[To do]: Retype the whole listing, please, keeping every line exact and dropping the pictures.

[Exercise data]:
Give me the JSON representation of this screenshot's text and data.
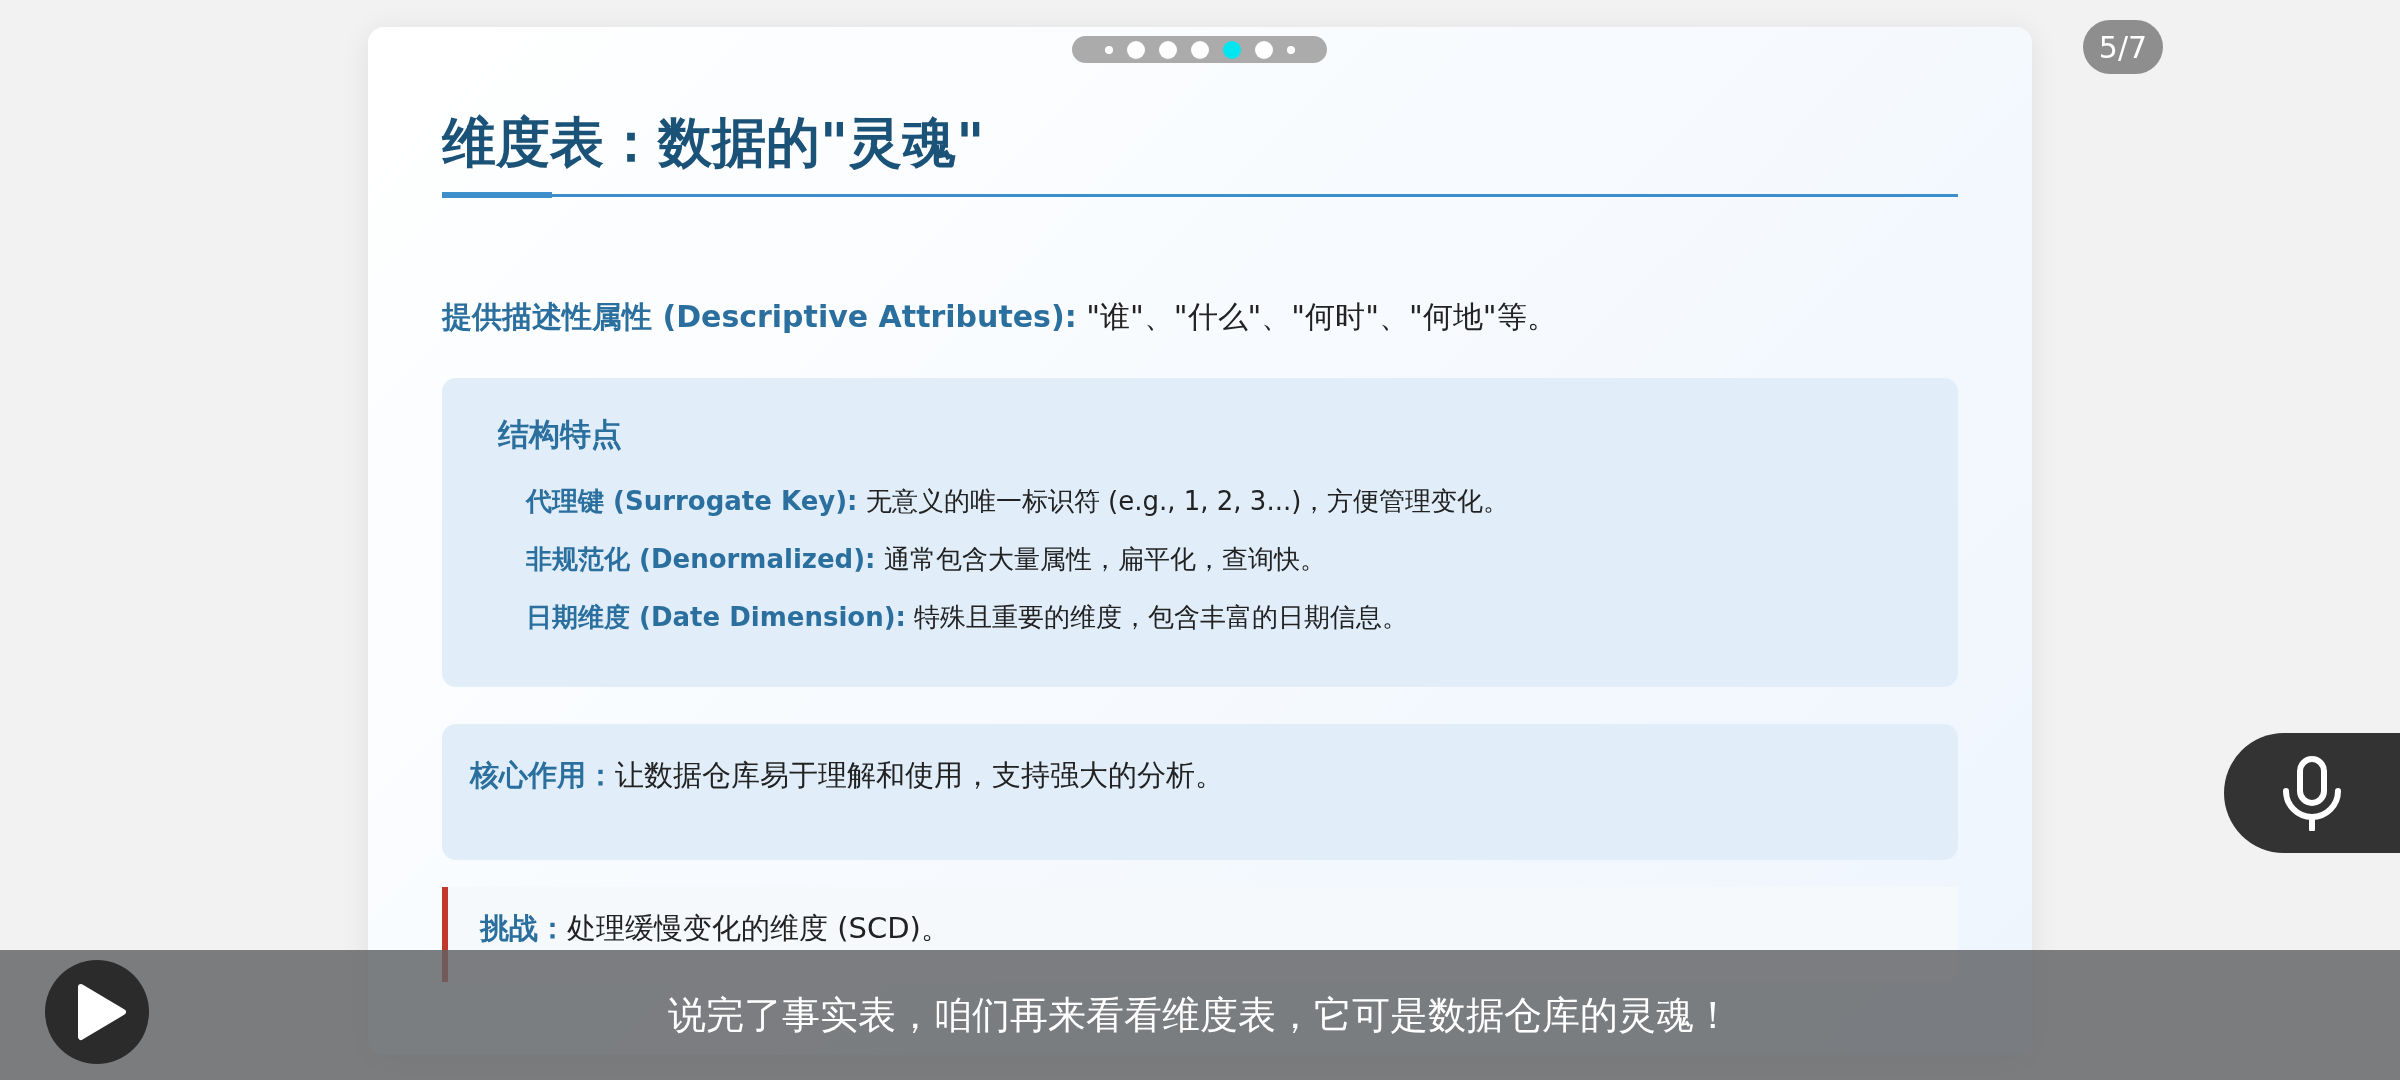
{
  "pager": {
    "dots": [
      {
        "selected": false
      },
      {
        "selected": false
      },
      {
        "selected": false
      },
      {
        "selected": false
      },
      {
        "selected": true
      },
      {
        "selected": false
      },
      {
        "selected": false
      }
    ],
    "counter": "5/7"
  },
  "slide": {
    "title": "维度表：数据的\"灵魂\"",
    "lead": {
      "label": "提供描述性属性 (Descriptive Attributes):",
      "text": " \"谁\"、\"什么\"、\"何时\"、\"何地\"等。"
    },
    "structure": {
      "heading": "结构特点",
      "items": [
        {
          "label": "代理键 (Surrogate Key):",
          "text": " 无意义的唯一标识符 (e.g., 1, 2, 3...)，方便管理变化。"
        },
        {
          "label": "非规范化 (Denormalized):",
          "text": " 通常包含大量属性，扁平化，查询快。"
        },
        {
          "label": "日期维度 (Date Dimension):",
          "text": " 特殊且重要的维度，包含丰富的日期信息。"
        }
      ]
    },
    "core": {
      "label": "核心作用：",
      "text": "让数据仓库易于理解和使用，支持强大的分析。"
    },
    "challenge": {
      "label": "挑战：",
      "text": "处理缓慢变化的维度 (SCD)。"
    }
  },
  "subtitle": "说完了事实表，咱们再来看看维度表，它可是数据仓库的灵魂！"
}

[Solution]:
Give me the JSON representation of this screenshot's text and data.
{
  "pager": {
    "dots": [
      {
        "selected": false
      },
      {
        "selected": false
      },
      {
        "selected": false
      },
      {
        "selected": false
      },
      {
        "selected": true
      },
      {
        "selected": false
      },
      {
        "selected": false
      }
    ],
    "counter": "5/7"
  },
  "slide": {
    "title": "维度表：数据的\"灵魂\"",
    "lead": {
      "label": "提供描述性属性 (Descriptive Attributes):",
      "text": " \"谁\"、\"什么\"、\"何时\"、\"何地\"等。"
    },
    "structure": {
      "heading": "结构特点",
      "items": [
        {
          "label": "代理键 (Surrogate Key):",
          "text": " 无意义的唯一标识符 (e.g., 1, 2, 3...)，方便管理变化。"
        },
        {
          "label": "非规范化 (Denormalized):",
          "text": " 通常包含大量属性，扁平化，查询快。"
        },
        {
          "label": "日期维度 (Date Dimension):",
          "text": " 特殊且重要的维度，包含丰富的日期信息。"
        }
      ]
    },
    "core": {
      "label": "核心作用：",
      "text": "让数据仓库易于理解和使用，支持强大的分析。"
    },
    "challenge": {
      "label": "挑战：",
      "text": "处理缓慢变化的维度 (SCD)。"
    }
  },
  "subtitle": "说完了事实表，咱们再来看看维度表，它可是数据仓库的灵魂！"
}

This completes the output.